→ **Set task**: Restate all of the entries exactly, dropping any pictures they hold.

→ **Dataset entries**:
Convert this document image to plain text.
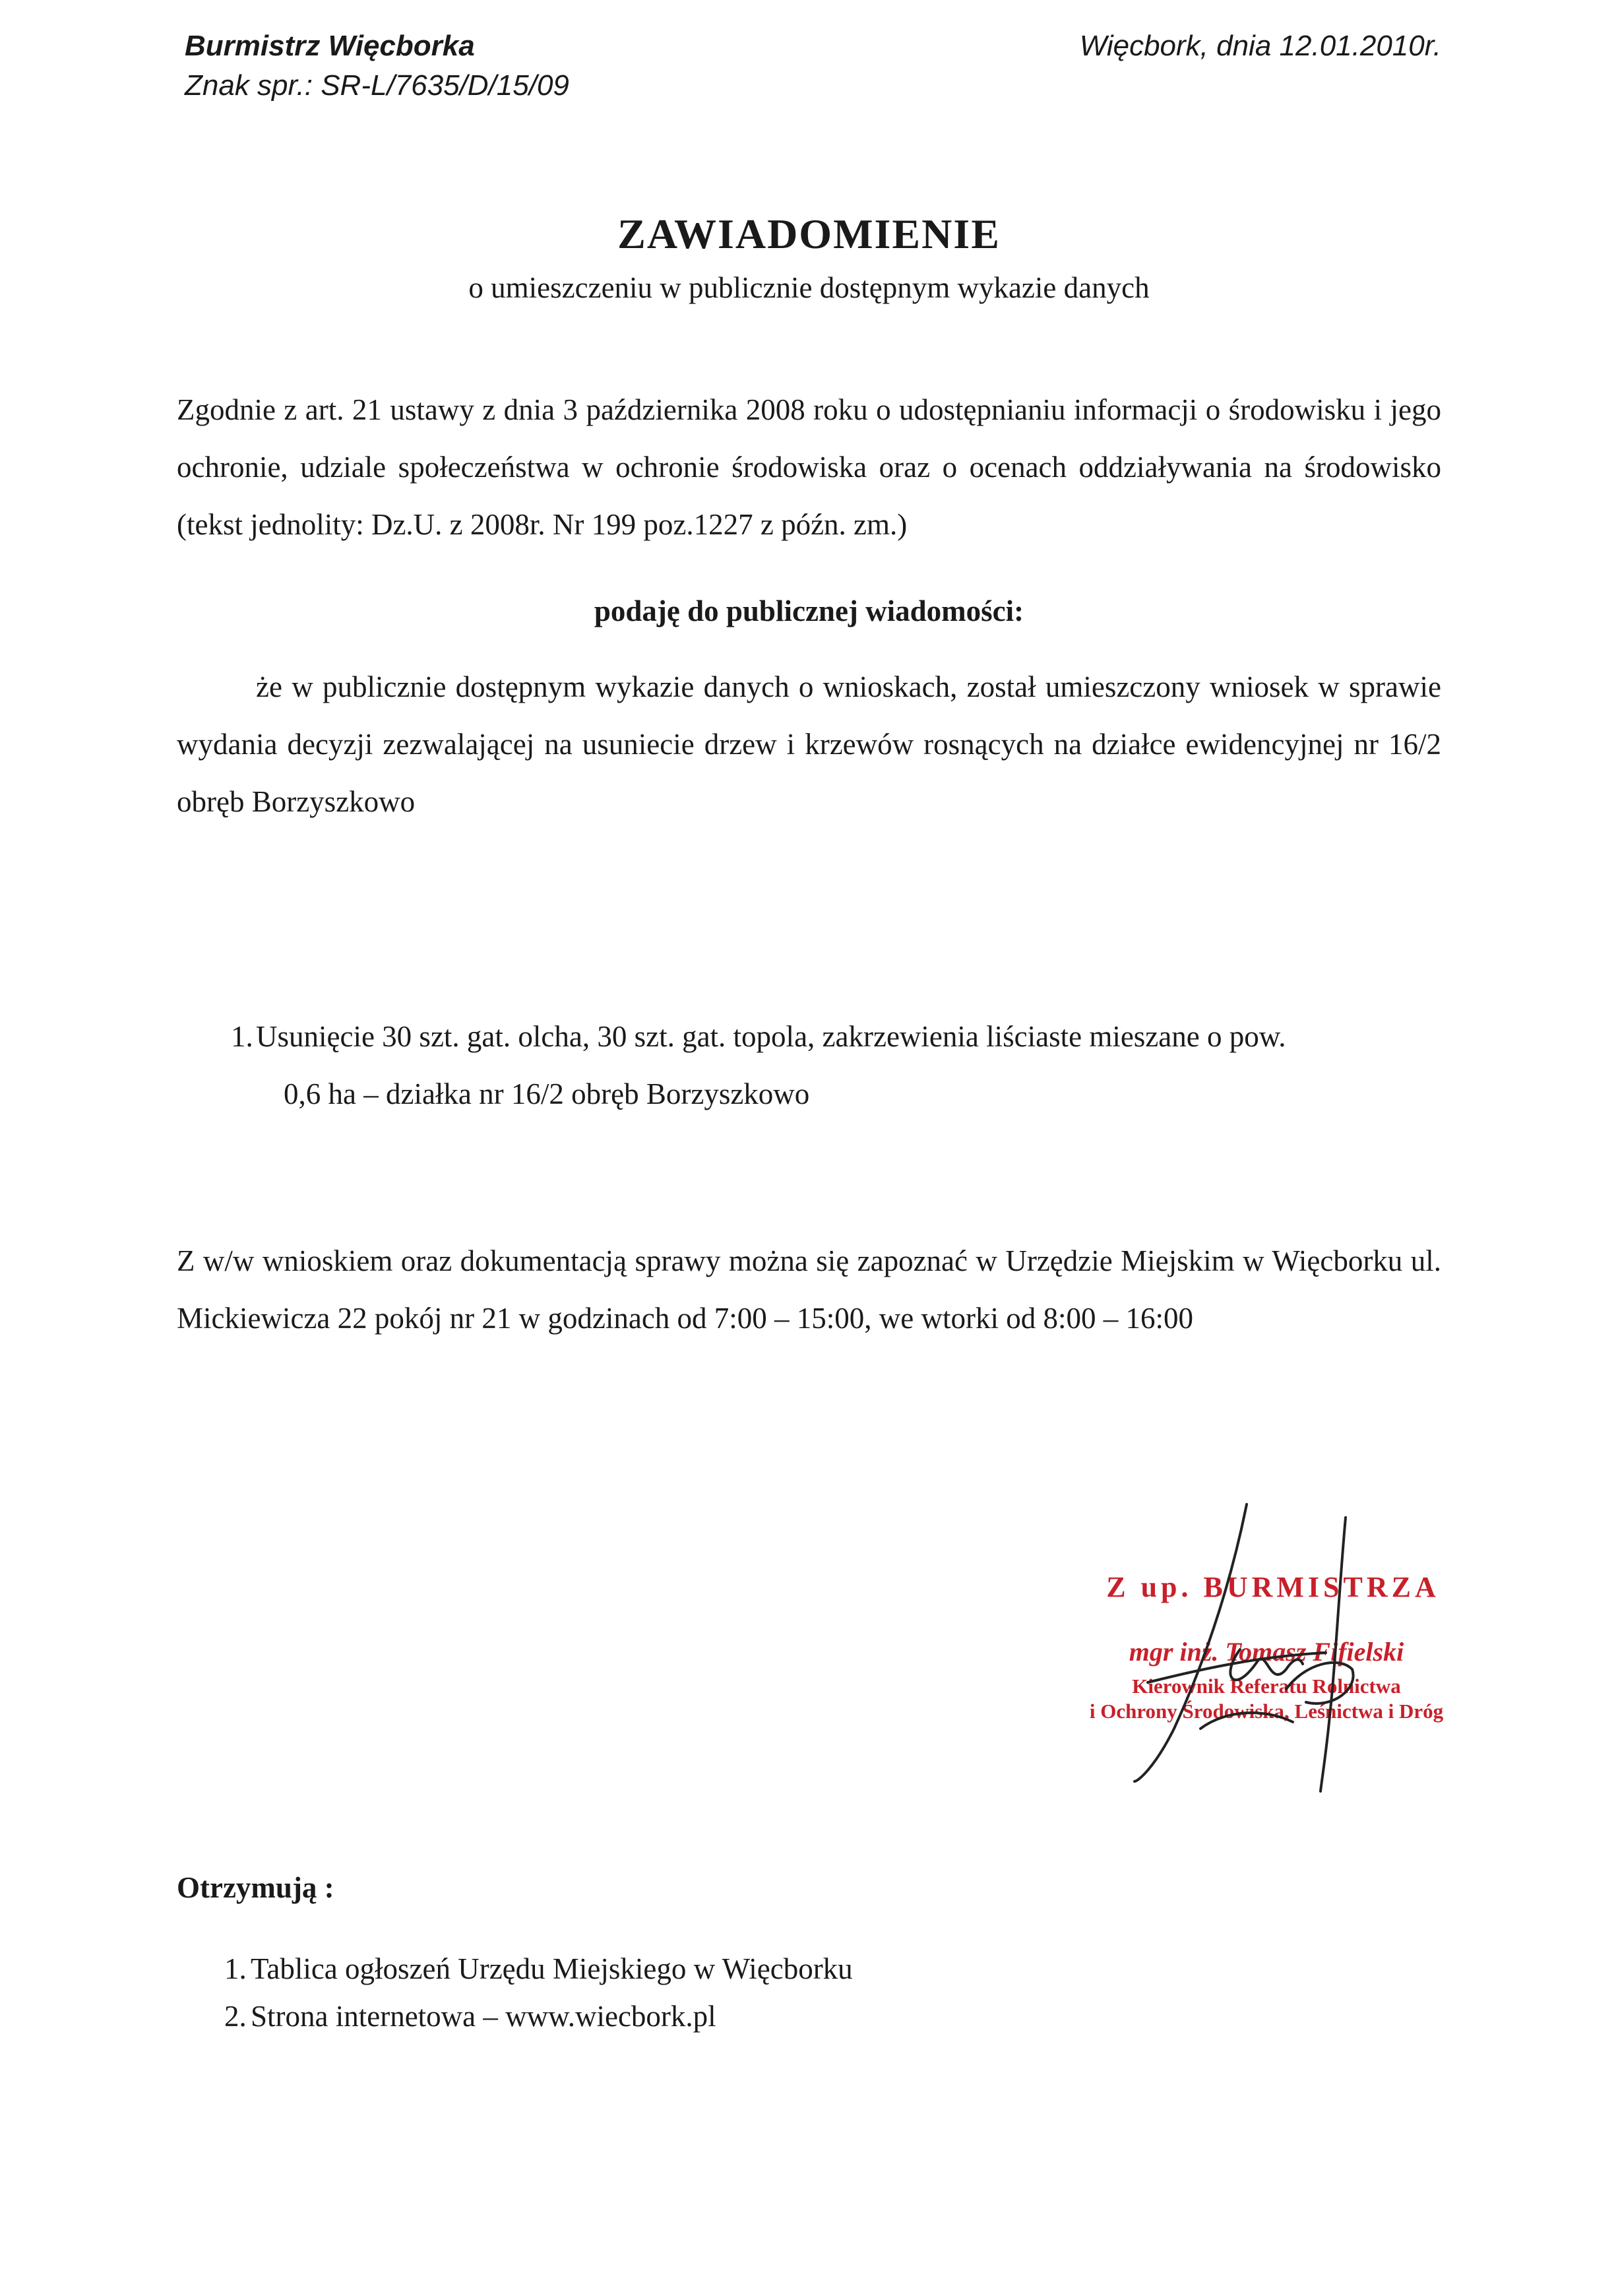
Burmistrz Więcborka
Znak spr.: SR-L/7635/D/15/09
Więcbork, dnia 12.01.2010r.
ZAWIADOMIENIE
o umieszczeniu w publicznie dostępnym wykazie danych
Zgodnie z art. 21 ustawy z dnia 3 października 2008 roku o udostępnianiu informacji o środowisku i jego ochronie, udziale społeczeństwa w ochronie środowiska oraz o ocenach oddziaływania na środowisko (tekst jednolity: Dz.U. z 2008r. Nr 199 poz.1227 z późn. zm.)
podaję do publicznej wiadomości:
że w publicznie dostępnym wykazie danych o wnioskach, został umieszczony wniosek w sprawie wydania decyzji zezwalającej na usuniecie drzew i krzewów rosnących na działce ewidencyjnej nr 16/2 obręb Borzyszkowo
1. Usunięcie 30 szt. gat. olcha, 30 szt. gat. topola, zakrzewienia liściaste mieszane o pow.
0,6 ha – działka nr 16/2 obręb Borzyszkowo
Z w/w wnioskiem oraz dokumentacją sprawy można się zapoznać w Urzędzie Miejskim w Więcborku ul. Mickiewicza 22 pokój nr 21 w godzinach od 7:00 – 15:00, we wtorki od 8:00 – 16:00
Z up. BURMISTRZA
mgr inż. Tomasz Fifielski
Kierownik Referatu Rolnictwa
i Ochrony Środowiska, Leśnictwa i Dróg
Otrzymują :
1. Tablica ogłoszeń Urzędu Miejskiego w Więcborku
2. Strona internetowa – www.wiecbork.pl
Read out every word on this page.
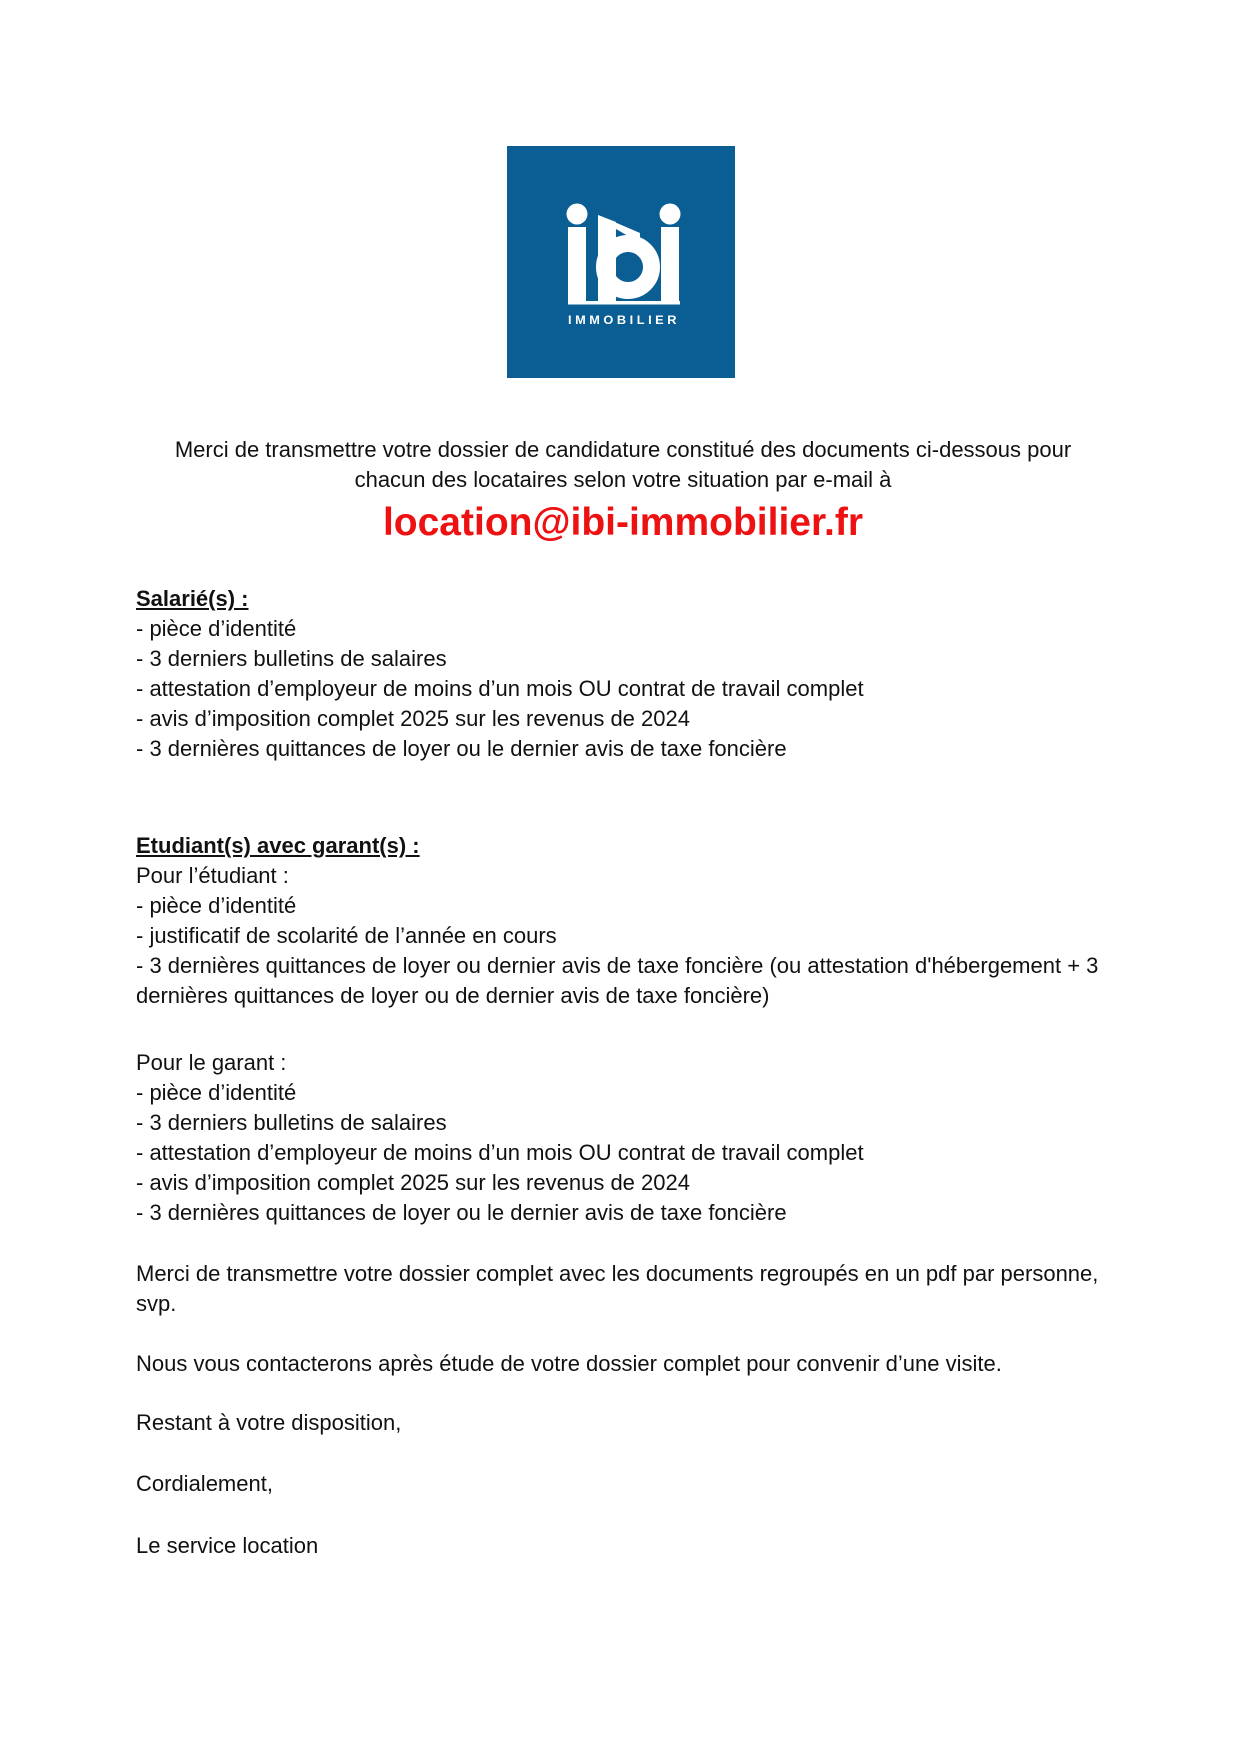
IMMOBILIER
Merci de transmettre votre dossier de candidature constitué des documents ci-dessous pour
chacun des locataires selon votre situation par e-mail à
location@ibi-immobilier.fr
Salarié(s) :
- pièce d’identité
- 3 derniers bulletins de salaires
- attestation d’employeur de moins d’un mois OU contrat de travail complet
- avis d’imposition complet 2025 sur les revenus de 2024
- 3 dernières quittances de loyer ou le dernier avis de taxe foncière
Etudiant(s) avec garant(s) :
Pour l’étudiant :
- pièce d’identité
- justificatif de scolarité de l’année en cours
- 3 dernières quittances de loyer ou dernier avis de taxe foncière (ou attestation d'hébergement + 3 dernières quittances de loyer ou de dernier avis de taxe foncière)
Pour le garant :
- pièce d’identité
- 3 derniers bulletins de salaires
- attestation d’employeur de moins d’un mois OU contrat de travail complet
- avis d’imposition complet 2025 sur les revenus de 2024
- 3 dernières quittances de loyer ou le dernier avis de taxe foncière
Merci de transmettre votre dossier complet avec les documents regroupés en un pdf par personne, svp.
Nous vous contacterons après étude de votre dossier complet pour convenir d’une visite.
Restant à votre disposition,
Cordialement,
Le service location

→ **Correct output**:
Convert this document image to plain text.
Burmistrz Więcborka
Znak spr.: SR-L/7635/D/15/09
Więcbork, dnia 12.01.2010r.
ZAWIADOMIENIE
o umieszczeniu w publicznie dostępnym wykazie danych
Zgodnie z art. 21 ustawy z dnia 3 października 2008 roku o udostępnianiu informacji o środowisku i jego ochronie, udziale społeczeństwa w ochronie środowiska oraz o ocenach oddziaływania na środowisko (tekst jednolity: Dz.U. z 2008r. Nr 199 poz.1227 z późn. zm.)
podaję do publicznej wiadomości:
że w publicznie dostępnym wykazie danych o wnioskach, został umieszczony wniosek w sprawie wydania decyzji zezwalającej na usuniecie drzew i krzewów rosnących na działce ewidencyjnej nr 16/2 obręb Borzyszkowo
1. Usunięcie 30 szt. gat. olcha, 30 szt. gat. topola, zakrzewienia liściaste mieszane o pow.
0,6 ha – działka nr 16/2 obręb Borzyszkowo
Z w/w wnioskiem oraz dokumentacją sprawy można się zapoznać w Urzędzie Miejskim w Więcborku ul. Mickiewicza 22 pokój nr 21 w godzinach od 7:00 – 15:00, we wtorki od 8:00 – 16:00
Z up. BURMISTRZA
mgr inż. Tomasz Fifielski
Kierownik Referatu Rolnictwa
i Ochrony Środowiska, Leśnictwa i Dróg
Otrzymują :
1. Tablica ogłoszeń Urzędu Miejskiego w Więcborku
2. Strona internetowa – www.wiecbork.pl
Read out every word on this page.
IMMOBILIER
Merci de transmettre votre dossier de candidature constitué des documents ci-dessous pour
chacun des locataires selon votre situation par e-mail à
location@ibi-immobilier.fr
Salarié(s) :
- pièce d’identité
- 3 derniers bulletins de salaires
- attestation d’employeur de moins d’un mois OU contrat de travail complet
- avis d’imposition complet 2025 sur les revenus de 2024
- 3 dernières quittances de loyer ou le dernier avis de taxe foncière
Etudiant(s) avec garant(s) :
Pour l’étudiant :
- pièce d’identité
- justificatif de scolarité de l’année en cours
- 3 dernières quittances de loyer ou dernier avis de taxe foncière (ou attestation d'hébergement + 3 dernières quittances de loyer ou de dernier avis de taxe foncière)
Pour le garant :
- pièce d’identité
- 3 derniers bulletins de salaires
- attestation d’employeur de moins d’un mois OU contrat de travail complet
- avis d’imposition complet 2025 sur les revenus de 2024
- 3 dernières quittances de loyer ou le dernier avis de taxe foncière
Merci de transmettre votre dossier complet avec les documents regroupés en un pdf par personne, svp.
Nous vous contacterons après étude de votre dossier complet pour convenir d’une visite.
Restant à votre disposition,
Cordialement,
Le service location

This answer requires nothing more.